Goal. From the listing below, pull out all lines with "JSON" in them.

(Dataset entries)
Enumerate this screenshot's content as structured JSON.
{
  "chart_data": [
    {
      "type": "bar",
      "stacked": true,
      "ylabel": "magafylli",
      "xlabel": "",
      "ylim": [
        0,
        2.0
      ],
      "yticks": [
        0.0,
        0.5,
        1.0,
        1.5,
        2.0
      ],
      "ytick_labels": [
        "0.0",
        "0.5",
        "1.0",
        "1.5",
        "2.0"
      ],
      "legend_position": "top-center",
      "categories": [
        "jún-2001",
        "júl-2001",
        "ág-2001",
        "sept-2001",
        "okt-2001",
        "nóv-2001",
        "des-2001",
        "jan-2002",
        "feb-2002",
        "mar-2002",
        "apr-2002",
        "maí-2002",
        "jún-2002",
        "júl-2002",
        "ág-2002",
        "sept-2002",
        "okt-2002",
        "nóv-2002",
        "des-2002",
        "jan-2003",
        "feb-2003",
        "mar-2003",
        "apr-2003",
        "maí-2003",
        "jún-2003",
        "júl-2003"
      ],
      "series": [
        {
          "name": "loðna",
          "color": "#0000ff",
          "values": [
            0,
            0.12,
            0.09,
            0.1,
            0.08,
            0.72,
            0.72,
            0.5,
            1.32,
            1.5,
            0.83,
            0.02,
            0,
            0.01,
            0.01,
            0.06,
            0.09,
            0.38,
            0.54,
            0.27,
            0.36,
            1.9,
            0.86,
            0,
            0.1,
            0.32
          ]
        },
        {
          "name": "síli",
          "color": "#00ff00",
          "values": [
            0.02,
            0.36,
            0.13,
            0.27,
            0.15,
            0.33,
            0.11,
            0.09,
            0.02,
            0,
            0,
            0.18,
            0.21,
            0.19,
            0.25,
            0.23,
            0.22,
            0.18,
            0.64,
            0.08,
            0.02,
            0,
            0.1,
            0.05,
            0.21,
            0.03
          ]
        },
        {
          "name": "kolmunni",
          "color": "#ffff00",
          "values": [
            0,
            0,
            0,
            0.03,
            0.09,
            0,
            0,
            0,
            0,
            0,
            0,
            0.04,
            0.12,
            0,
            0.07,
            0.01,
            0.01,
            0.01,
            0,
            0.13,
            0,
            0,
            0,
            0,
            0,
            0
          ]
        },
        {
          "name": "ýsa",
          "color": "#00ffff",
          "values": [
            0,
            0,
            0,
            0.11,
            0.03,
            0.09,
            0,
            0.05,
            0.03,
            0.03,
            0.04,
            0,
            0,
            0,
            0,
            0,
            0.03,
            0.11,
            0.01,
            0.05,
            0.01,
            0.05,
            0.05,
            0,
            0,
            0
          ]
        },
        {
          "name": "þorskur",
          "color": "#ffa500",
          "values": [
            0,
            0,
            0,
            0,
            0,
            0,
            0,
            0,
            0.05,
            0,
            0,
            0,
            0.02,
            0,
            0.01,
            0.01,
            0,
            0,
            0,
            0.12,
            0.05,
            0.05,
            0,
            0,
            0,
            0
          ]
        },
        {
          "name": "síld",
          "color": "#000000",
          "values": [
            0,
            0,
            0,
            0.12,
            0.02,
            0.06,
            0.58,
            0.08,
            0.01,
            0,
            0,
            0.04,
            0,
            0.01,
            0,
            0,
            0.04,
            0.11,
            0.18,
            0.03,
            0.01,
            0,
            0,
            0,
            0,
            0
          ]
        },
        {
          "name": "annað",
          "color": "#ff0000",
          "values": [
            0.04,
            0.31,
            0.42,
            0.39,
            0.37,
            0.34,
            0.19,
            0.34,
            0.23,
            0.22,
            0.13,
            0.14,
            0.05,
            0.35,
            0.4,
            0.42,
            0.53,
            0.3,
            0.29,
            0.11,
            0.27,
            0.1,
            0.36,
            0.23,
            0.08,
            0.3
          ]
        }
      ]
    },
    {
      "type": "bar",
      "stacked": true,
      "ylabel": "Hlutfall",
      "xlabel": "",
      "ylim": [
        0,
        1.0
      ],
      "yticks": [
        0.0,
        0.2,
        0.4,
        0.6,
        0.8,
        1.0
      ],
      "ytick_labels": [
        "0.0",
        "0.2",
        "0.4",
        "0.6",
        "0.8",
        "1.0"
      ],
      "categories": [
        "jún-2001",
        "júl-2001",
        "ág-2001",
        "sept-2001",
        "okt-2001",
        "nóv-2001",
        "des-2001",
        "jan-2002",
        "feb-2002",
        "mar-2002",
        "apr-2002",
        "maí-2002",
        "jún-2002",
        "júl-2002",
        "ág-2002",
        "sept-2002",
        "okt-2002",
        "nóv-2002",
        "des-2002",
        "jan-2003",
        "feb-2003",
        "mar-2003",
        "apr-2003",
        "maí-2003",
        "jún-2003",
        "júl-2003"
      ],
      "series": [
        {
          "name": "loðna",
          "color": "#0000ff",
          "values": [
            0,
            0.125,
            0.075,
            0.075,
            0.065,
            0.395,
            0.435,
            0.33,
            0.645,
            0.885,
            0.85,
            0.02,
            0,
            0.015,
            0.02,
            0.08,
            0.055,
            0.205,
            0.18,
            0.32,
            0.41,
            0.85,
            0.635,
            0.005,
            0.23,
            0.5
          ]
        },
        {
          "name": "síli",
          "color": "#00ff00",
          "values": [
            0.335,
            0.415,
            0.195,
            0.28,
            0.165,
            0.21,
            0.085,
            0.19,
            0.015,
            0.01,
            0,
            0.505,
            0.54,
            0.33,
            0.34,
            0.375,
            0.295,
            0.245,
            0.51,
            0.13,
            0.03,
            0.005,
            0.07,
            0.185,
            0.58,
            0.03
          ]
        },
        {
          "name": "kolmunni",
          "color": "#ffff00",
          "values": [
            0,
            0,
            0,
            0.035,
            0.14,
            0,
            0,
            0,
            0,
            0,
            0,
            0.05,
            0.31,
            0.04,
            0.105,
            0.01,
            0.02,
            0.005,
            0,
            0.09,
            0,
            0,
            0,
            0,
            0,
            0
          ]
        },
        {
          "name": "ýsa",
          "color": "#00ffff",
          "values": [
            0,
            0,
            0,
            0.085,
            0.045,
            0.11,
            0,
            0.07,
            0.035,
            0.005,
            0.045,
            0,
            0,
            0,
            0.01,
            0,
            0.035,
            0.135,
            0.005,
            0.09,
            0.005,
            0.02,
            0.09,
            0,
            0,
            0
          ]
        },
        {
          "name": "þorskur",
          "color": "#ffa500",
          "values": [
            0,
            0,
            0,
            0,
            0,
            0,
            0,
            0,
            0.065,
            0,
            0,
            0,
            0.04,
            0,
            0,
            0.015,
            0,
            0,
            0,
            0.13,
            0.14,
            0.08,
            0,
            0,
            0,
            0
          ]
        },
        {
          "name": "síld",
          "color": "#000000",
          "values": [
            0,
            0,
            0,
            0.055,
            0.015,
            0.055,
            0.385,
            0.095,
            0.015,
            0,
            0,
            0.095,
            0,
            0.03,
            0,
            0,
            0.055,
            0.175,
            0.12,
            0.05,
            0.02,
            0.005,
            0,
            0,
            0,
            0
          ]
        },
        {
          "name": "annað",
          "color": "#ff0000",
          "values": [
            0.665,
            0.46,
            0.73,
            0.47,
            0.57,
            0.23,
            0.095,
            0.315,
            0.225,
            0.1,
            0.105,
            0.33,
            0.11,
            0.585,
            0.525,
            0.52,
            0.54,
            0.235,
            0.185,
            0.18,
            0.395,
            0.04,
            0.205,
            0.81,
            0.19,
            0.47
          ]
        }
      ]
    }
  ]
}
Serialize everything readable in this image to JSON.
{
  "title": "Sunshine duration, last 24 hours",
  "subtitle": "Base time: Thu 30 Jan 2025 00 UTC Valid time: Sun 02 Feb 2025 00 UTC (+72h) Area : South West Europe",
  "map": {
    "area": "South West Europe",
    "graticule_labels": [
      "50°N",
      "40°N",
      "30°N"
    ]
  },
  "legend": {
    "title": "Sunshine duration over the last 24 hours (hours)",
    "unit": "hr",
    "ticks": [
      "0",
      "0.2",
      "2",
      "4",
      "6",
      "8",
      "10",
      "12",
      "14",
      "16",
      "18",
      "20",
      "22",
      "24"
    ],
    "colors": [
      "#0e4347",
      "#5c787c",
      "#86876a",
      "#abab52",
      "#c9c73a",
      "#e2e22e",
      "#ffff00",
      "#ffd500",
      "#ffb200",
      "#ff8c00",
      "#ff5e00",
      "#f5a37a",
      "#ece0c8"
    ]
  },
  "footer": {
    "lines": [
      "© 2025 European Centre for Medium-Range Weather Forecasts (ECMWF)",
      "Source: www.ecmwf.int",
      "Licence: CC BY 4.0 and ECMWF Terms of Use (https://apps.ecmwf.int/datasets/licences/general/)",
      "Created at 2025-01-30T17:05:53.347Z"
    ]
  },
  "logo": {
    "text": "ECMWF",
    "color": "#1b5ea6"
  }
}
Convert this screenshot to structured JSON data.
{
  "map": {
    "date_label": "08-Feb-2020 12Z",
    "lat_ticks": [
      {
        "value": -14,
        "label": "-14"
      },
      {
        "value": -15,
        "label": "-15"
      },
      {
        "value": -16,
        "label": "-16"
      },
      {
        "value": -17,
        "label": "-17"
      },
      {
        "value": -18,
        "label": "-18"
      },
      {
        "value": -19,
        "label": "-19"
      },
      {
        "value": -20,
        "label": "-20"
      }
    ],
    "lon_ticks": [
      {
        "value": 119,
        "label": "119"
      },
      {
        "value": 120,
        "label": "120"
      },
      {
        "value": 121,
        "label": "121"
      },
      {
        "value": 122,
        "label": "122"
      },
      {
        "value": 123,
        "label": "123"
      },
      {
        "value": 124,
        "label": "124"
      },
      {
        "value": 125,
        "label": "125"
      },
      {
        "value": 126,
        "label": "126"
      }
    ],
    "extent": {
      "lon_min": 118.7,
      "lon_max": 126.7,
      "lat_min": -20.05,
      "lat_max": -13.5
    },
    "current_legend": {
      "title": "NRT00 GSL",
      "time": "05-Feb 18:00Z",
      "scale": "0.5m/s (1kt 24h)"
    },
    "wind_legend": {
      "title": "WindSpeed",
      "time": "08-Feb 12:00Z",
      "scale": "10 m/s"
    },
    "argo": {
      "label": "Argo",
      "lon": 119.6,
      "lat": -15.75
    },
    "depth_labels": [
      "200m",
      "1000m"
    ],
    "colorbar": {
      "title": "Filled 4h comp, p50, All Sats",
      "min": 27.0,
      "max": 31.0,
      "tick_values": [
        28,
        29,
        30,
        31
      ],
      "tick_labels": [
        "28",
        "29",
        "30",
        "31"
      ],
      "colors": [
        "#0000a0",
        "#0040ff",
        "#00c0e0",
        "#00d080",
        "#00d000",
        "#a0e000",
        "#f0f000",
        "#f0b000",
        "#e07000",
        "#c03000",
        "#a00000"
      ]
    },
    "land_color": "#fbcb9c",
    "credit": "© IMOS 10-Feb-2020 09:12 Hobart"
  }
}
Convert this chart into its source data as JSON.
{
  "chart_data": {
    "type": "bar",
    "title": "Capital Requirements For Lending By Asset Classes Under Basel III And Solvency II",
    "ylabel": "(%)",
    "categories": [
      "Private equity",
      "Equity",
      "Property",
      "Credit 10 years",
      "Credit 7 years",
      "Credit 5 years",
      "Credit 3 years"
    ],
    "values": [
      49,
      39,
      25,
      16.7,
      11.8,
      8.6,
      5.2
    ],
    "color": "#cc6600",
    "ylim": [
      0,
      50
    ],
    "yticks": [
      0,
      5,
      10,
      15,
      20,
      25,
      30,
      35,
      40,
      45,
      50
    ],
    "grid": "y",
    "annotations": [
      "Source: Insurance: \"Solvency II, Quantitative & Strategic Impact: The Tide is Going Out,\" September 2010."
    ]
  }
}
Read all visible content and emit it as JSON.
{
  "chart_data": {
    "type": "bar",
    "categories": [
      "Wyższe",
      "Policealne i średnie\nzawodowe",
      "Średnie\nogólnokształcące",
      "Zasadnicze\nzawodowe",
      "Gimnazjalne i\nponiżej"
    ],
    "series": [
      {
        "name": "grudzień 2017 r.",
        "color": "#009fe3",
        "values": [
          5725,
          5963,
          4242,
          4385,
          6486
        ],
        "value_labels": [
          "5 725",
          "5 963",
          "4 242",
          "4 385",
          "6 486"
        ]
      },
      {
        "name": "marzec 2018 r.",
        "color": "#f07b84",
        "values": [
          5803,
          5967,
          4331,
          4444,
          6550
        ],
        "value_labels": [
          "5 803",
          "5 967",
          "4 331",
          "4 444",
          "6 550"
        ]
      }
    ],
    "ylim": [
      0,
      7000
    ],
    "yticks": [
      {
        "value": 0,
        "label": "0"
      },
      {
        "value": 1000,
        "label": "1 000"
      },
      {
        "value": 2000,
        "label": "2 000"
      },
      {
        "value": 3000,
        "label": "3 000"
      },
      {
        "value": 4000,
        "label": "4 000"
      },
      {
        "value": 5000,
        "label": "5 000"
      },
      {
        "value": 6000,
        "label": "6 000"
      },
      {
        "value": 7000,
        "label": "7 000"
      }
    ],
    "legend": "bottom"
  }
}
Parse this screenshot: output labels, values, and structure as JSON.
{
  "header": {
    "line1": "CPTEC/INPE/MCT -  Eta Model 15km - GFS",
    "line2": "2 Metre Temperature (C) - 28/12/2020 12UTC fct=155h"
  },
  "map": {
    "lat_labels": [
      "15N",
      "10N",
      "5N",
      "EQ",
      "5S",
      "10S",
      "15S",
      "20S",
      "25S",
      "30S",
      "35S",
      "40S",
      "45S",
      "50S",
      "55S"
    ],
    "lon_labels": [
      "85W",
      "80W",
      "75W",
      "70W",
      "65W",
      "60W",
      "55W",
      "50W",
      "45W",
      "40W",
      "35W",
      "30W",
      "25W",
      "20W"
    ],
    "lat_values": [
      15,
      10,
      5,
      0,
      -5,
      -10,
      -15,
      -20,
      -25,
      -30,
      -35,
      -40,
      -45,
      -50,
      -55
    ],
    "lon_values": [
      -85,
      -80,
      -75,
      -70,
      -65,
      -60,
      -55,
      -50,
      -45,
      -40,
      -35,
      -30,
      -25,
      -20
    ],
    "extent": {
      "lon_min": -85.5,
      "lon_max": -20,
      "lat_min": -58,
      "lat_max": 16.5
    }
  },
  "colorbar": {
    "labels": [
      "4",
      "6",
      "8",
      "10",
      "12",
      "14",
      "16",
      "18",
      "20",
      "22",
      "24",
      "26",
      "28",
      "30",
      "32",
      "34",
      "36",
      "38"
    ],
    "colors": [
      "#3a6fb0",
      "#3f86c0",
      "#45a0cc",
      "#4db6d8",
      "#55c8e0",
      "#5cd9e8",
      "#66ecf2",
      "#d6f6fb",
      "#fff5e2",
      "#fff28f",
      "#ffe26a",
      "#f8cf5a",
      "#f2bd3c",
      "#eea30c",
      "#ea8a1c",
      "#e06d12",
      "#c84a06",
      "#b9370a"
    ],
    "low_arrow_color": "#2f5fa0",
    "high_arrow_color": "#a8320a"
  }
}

Exercise solution.
Enumerate this screenshot's content as structured JSON.
Serialize everything readable in this image to JSON.
Convert this screenshot to structured JSON data.
Convert this chart into its source data as JSON.
Read all visible content and emit it as JSON.
Parse this screenshot: output labels, values, and structure as JSON.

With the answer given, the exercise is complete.